PROMPT: Print the complete set of entries exactly.
----- DATA FOR THIS EXERCISE -----
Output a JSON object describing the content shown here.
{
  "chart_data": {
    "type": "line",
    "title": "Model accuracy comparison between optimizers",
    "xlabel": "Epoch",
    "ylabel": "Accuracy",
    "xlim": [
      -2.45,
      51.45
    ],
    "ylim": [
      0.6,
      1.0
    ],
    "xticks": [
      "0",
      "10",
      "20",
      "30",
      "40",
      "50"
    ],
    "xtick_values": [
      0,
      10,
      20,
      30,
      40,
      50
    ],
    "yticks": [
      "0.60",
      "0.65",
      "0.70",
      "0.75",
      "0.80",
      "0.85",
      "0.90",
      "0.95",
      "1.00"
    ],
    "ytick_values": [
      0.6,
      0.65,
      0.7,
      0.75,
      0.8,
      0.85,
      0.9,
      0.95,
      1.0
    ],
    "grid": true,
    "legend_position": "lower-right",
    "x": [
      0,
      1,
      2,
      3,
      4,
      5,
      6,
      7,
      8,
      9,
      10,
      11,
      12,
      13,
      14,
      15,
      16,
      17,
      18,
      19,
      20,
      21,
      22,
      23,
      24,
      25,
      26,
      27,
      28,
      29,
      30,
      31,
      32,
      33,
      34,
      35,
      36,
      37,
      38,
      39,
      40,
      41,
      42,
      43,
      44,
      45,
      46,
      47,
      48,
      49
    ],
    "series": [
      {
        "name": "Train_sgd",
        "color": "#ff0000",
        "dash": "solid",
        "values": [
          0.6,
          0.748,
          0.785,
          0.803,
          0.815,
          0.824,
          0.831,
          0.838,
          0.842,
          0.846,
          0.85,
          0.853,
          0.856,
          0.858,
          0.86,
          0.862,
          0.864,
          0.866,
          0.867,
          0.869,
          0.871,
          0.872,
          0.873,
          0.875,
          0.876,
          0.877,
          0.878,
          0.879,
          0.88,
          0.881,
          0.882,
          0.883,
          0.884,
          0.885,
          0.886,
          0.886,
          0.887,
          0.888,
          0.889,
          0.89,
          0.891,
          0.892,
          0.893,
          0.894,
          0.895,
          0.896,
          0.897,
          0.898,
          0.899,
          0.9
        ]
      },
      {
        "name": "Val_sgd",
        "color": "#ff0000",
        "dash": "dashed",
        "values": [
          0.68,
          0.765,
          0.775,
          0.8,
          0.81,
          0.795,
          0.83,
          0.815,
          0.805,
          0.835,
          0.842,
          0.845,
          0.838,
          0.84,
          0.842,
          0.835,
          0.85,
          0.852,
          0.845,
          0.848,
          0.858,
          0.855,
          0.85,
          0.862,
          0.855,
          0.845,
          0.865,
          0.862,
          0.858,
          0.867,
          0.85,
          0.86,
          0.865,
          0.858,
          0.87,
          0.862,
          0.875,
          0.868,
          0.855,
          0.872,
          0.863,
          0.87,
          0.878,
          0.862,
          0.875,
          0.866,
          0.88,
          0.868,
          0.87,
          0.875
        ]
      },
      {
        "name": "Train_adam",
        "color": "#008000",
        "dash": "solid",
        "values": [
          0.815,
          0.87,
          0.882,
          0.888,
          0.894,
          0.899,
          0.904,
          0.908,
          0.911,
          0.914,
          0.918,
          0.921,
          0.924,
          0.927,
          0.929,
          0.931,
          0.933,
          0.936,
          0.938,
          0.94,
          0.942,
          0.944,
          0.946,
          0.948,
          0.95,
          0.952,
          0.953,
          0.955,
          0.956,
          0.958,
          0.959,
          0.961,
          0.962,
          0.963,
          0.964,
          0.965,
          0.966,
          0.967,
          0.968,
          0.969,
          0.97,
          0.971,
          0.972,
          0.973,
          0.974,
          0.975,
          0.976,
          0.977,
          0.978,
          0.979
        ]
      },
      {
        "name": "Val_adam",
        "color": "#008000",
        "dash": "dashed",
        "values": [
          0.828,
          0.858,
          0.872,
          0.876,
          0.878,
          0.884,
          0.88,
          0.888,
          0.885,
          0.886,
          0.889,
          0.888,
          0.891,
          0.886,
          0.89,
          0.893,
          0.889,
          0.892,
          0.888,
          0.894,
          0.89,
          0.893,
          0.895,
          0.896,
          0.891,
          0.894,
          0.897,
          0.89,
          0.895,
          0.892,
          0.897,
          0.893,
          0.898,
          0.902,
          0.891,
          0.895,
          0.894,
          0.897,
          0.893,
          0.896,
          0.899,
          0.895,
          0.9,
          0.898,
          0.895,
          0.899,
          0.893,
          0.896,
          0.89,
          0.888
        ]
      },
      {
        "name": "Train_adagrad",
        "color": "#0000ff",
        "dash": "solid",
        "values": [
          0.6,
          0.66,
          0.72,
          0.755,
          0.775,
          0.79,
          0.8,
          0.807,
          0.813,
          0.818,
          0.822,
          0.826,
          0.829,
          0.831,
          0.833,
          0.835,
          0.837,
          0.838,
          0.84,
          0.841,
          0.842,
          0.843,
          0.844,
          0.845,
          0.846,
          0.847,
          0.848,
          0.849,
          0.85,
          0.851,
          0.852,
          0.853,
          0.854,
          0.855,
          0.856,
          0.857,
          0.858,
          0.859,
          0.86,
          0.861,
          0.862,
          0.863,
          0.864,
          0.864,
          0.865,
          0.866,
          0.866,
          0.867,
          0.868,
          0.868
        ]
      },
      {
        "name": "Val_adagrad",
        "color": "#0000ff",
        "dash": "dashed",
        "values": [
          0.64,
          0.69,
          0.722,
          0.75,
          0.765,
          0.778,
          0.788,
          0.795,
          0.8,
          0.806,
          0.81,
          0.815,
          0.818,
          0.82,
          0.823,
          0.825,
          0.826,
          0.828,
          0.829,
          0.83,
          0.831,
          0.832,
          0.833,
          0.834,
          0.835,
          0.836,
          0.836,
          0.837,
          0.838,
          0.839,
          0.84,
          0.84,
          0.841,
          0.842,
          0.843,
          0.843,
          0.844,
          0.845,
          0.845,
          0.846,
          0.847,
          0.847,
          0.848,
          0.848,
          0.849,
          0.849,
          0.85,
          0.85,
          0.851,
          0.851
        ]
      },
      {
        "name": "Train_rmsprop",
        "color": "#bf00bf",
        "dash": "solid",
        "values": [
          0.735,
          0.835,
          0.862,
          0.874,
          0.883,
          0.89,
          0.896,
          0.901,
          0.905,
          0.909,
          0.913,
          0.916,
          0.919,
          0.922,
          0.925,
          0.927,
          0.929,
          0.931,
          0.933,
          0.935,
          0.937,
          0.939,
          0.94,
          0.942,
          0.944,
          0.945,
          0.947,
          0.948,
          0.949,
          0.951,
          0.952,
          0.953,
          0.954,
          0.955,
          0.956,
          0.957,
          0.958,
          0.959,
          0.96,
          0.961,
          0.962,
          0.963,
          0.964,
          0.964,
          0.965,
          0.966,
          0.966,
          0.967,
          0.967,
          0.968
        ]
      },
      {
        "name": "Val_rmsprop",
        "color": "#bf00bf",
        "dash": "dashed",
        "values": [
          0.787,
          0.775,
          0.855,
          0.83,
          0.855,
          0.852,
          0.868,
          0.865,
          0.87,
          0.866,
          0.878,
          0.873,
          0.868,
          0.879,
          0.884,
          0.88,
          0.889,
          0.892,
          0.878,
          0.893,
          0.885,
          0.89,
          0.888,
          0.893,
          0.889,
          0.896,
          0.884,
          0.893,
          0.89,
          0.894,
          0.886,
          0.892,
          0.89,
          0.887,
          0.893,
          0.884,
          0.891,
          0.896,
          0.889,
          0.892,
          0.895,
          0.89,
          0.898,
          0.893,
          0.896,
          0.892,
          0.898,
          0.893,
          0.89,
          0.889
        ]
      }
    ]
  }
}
-----
TASK ANSWER:
Output a JSON object describing the content shown here.
{
  "chart_data": {
    "type": "line",
    "title": "Model accuracy comparison between optimizers",
    "xlabel": "Epoch",
    "ylabel": "Accuracy",
    "xlim": [
      -2.45,
      51.45
    ],
    "ylim": [
      0.6,
      1.0
    ],
    "xticks": [
      "0",
      "10",
      "20",
      "30",
      "40",
      "50"
    ],
    "xtick_values": [
      0,
      10,
      20,
      30,
      40,
      50
    ],
    "yticks": [
      "0.60",
      "0.65",
      "0.70",
      "0.75",
      "0.80",
      "0.85",
      "0.90",
      "0.95",
      "1.00"
    ],
    "ytick_values": [
      0.6,
      0.65,
      0.7,
      0.75,
      0.8,
      0.85,
      0.9,
      0.95,
      1.0
    ],
    "grid": true,
    "legend_position": "lower-right",
    "x": [
      0,
      1,
      2,
      3,
      4,
      5,
      6,
      7,
      8,
      9,
      10,
      11,
      12,
      13,
      14,
      15,
      16,
      17,
      18,
      19,
      20,
      21,
      22,
      23,
      24,
      25,
      26,
      27,
      28,
      29,
      30,
      31,
      32,
      33,
      34,
      35,
      36,
      37,
      38,
      39,
      40,
      41,
      42,
      43,
      44,
      45,
      46,
      47,
      48,
      49
    ],
    "series": [
      {
        "name": "Train_sgd",
        "color": "#ff0000",
        "dash": "solid",
        "values": [
          0.6,
          0.748,
          0.785,
          0.803,
          0.815,
          0.824,
          0.831,
          0.838,
          0.842,
          0.846,
          0.85,
          0.853,
          0.856,
          0.858,
          0.86,
          0.862,
          0.864,
          0.866,
          0.867,
          0.869,
          0.871,
          0.872,
          0.873,
          0.875,
          0.876,
          0.877,
          0.878,
          0.879,
          0.88,
          0.881,
          0.882,
          0.883,
          0.884,
          0.885,
          0.886,
          0.886,
          0.887,
          0.888,
          0.889,
          0.89,
          0.891,
          0.892,
          0.893,
          0.894,
          0.895,
          0.896,
          0.897,
          0.898,
          0.899,
          0.9
        ]
      },
      {
        "name": "Val_sgd",
        "color": "#ff0000",
        "dash": "dashed",
        "values": [
          0.68,
          0.765,
          0.775,
          0.8,
          0.81,
          0.795,
          0.83,
          0.815,
          0.805,
          0.835,
          0.842,
          0.845,
          0.838,
          0.84,
          0.842,
          0.835,
          0.85,
          0.852,
          0.845,
          0.848,
          0.858,
          0.855,
          0.85,
          0.862,
          0.855,
          0.845,
          0.865,
          0.862,
          0.858,
          0.867,
          0.85,
          0.86,
          0.865,
          0.858,
          0.87,
          0.862,
          0.875,
          0.868,
          0.855,
          0.872,
          0.863,
          0.87,
          0.878,
          0.862,
          0.875,
          0.866,
          0.88,
          0.868,
          0.87,
          0.875
        ]
      },
      {
        "name": "Train_adam",
        "color": "#008000",
        "dash": "solid",
        "values": [
          0.815,
          0.87,
          0.882,
          0.888,
          0.894,
          0.899,
          0.904,
          0.908,
          0.911,
          0.914,
          0.918,
          0.921,
          0.924,
          0.927,
          0.929,
          0.931,
          0.933,
          0.936,
          0.938,
          0.94,
          0.942,
          0.944,
          0.946,
          0.948,
          0.95,
          0.952,
          0.953,
          0.955,
          0.956,
          0.958,
          0.959,
          0.961,
          0.962,
          0.963,
          0.964,
          0.965,
          0.966,
          0.967,
          0.968,
          0.969,
          0.97,
          0.971,
          0.972,
          0.973,
          0.974,
          0.975,
          0.976,
          0.977,
          0.978,
          0.979
        ]
      },
      {
        "name": "Val_adam",
        "color": "#008000",
        "dash": "dashed",
        "values": [
          0.828,
          0.858,
          0.872,
          0.876,
          0.878,
          0.884,
          0.88,
          0.888,
          0.885,
          0.886,
          0.889,
          0.888,
          0.891,
          0.886,
          0.89,
          0.893,
          0.889,
          0.892,
          0.888,
          0.894,
          0.89,
          0.893,
          0.895,
          0.896,
          0.891,
          0.894,
          0.897,
          0.89,
          0.895,
          0.892,
          0.897,
          0.893,
          0.898,
          0.902,
          0.891,
          0.895,
          0.894,
          0.897,
          0.893,
          0.896,
          0.899,
          0.895,
          0.9,
          0.898,
          0.895,
          0.899,
          0.893,
          0.896,
          0.89,
          0.888
        ]
      },
      {
        "name": "Train_adagrad",
        "color": "#0000ff",
        "dash": "solid",
        "values": [
          0.6,
          0.66,
          0.72,
          0.755,
          0.775,
          0.79,
          0.8,
          0.807,
          0.813,
          0.818,
          0.822,
          0.826,
          0.829,
          0.831,
          0.833,
          0.835,
          0.837,
          0.838,
          0.84,
          0.841,
          0.842,
          0.843,
          0.844,
          0.845,
          0.846,
          0.847,
          0.848,
          0.849,
          0.85,
          0.851,
          0.852,
          0.853,
          0.854,
          0.855,
          0.856,
          0.857,
          0.858,
          0.859,
          0.86,
          0.861,
          0.862,
          0.863,
          0.864,
          0.864,
          0.865,
          0.866,
          0.866,
          0.867,
          0.868,
          0.868
        ]
      },
      {
        "name": "Val_adagrad",
        "color": "#0000ff",
        "dash": "dashed",
        "values": [
          0.64,
          0.69,
          0.722,
          0.75,
          0.765,
          0.778,
          0.788,
          0.795,
          0.8,
          0.806,
          0.81,
          0.815,
          0.818,
          0.82,
          0.823,
          0.825,
          0.826,
          0.828,
          0.829,
          0.83,
          0.831,
          0.832,
          0.833,
          0.834,
          0.835,
          0.836,
          0.836,
          0.837,
          0.838,
          0.839,
          0.84,
          0.84,
          0.841,
          0.842,
          0.843,
          0.843,
          0.844,
          0.845,
          0.845,
          0.846,
          0.847,
          0.847,
          0.848,
          0.848,
          0.849,
          0.849,
          0.85,
          0.85,
          0.851,
          0.851
        ]
      },
      {
        "name": "Train_rmsprop",
        "color": "#bf00bf",
        "dash": "solid",
        "values": [
          0.735,
          0.835,
          0.862,
          0.874,
          0.883,
          0.89,
          0.896,
          0.901,
          0.905,
          0.909,
          0.913,
          0.916,
          0.919,
          0.922,
          0.925,
          0.927,
          0.929,
          0.931,
          0.933,
          0.935,
          0.937,
          0.939,
          0.94,
          0.942,
          0.944,
          0.945,
          0.947,
          0.948,
          0.949,
          0.951,
          0.952,
          0.953,
          0.954,
          0.955,
          0.956,
          0.957,
          0.958,
          0.959,
          0.96,
          0.961,
          0.962,
          0.963,
          0.964,
          0.964,
          0.965,
          0.966,
          0.966,
          0.967,
          0.967,
          0.968
        ]
      },
      {
        "name": "Val_rmsprop",
        "color": "#bf00bf",
        "dash": "dashed",
        "values": [
          0.787,
          0.775,
          0.855,
          0.83,
          0.855,
          0.852,
          0.868,
          0.865,
          0.87,
          0.866,
          0.878,
          0.873,
          0.868,
          0.879,
          0.884,
          0.88,
          0.889,
          0.892,
          0.878,
          0.893,
          0.885,
          0.89,
          0.888,
          0.893,
          0.889,
          0.896,
          0.884,
          0.893,
          0.89,
          0.894,
          0.886,
          0.892,
          0.89,
          0.887,
          0.893,
          0.884,
          0.891,
          0.896,
          0.889,
          0.892,
          0.895,
          0.89,
          0.898,
          0.893,
          0.896,
          0.892,
          0.898,
          0.893,
          0.89,
          0.889
        ]
      }
    ]
  }
}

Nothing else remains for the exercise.